→ **Given data**

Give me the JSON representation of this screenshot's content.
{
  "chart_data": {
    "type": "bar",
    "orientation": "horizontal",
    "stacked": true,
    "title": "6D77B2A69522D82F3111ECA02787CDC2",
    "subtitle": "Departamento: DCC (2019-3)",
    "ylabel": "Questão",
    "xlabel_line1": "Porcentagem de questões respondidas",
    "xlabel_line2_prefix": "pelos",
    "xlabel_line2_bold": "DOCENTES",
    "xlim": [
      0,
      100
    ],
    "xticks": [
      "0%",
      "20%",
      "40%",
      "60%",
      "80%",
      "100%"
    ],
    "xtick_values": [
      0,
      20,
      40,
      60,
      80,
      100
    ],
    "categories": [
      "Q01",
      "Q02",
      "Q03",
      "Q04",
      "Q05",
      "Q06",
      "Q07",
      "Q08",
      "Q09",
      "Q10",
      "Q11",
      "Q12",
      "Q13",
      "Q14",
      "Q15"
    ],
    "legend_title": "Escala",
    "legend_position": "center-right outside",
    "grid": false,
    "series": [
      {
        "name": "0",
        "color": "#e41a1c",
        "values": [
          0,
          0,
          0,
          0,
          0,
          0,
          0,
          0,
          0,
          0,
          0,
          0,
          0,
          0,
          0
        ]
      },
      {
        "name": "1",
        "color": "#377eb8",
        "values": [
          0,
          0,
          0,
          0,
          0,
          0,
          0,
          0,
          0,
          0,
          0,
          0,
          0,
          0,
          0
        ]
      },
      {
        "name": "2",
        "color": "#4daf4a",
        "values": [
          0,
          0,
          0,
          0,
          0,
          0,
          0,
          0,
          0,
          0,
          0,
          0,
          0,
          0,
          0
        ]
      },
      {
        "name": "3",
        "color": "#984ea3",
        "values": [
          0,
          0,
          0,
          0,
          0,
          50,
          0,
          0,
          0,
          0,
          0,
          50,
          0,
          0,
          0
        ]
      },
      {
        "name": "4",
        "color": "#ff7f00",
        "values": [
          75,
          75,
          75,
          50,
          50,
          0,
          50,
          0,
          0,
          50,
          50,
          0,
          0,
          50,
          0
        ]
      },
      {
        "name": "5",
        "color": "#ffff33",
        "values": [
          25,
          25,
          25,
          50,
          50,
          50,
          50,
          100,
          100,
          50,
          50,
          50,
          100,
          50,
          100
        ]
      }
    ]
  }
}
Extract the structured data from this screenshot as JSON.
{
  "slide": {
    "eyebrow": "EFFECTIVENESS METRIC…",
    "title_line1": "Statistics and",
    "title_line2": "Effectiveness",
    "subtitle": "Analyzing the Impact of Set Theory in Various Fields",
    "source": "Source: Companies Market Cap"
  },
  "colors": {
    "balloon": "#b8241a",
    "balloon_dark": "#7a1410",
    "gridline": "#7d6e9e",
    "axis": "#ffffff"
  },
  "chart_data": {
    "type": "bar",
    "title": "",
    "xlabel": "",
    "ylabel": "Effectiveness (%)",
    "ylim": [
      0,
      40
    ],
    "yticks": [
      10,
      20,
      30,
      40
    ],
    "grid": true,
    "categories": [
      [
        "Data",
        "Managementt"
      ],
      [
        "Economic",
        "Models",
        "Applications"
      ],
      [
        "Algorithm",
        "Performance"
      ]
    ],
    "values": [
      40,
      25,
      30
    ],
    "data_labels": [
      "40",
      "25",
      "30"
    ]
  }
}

→ **Short task**
Repeat exactly, and only, the lines from the one containing "Extract the structured" through the end of the material.

→ **Solution to the problem**
Extract the structured data from this screenshot as JSON.
{
  "slide": {
    "eyebrow": "EFFECTIVENESS METRIC…",
    "title_line1": "Statistics and",
    "title_line2": "Effectiveness",
    "subtitle": "Analyzing the Impact of Set Theory in Various Fields",
    "source": "Source: Companies Market Cap"
  },
  "colors": {
    "balloon": "#b8241a",
    "balloon_dark": "#7a1410",
    "gridline": "#7d6e9e",
    "axis": "#ffffff"
  },
  "chart_data": {
    "type": "bar",
    "title": "",
    "xlabel": "",
    "ylabel": "Effectiveness (%)",
    "ylim": [
      0,
      40
    ],
    "yticks": [
      10,
      20,
      30,
      40
    ],
    "grid": true,
    "categories": [
      [
        "Data",
        "Managementt"
      ],
      [
        "Economic",
        "Models",
        "Applications"
      ],
      [
        "Algorithm",
        "Performance"
      ]
    ],
    "values": [
      40,
      25,
      30
    ],
    "data_labels": [
      "40",
      "25",
      "30"
    ]
  }
}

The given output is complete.